→ GOAL OF THE EXERCISE:
Check every line below for the word "viết" and show those that hold it.
___ EXERCISE DATA ___
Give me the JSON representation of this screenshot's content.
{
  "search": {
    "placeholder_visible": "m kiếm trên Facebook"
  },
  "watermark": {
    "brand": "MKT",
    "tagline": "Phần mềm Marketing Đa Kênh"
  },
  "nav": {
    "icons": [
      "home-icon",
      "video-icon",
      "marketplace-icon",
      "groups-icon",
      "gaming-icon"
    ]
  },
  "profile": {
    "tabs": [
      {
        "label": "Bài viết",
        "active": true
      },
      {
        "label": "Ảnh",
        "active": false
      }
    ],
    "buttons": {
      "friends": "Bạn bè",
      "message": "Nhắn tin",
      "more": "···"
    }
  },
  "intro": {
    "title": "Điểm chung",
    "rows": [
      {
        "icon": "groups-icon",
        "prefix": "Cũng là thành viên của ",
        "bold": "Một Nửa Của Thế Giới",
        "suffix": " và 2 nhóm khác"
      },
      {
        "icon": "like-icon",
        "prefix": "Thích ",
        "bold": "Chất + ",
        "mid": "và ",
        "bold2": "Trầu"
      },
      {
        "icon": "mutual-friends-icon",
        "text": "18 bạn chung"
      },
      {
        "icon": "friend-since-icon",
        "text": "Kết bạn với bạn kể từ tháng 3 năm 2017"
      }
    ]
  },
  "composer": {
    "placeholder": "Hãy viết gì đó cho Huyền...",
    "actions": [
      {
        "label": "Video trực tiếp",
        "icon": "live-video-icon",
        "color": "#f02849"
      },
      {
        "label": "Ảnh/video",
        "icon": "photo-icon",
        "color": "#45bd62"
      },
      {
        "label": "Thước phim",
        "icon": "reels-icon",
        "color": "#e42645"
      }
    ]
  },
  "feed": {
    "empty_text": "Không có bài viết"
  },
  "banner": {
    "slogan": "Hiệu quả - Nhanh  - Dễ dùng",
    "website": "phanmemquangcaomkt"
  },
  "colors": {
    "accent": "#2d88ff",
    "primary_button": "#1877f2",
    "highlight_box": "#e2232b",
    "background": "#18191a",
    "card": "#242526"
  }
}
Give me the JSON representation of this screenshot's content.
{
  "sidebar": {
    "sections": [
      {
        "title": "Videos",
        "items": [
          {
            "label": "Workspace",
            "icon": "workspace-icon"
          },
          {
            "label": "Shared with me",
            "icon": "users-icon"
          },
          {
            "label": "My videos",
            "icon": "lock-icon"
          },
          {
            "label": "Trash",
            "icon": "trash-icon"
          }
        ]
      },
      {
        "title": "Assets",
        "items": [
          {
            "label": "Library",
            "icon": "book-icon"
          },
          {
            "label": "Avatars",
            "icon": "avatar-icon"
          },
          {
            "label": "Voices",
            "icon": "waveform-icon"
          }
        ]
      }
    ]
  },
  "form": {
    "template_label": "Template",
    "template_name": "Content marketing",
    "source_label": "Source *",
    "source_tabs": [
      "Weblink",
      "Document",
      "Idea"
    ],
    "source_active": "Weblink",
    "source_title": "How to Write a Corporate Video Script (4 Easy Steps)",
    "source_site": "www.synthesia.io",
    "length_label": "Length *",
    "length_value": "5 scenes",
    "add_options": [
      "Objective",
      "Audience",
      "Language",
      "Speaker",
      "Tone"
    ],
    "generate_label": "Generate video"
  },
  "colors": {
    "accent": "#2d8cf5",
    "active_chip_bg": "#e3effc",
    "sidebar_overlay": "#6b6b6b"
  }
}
___
→ FINISHED ANSWER:
        "label": "Bài viết",
    "placeholder": "Hãy viết gì đó cho Huyền...",
    "empty_text": "Không có bài viết"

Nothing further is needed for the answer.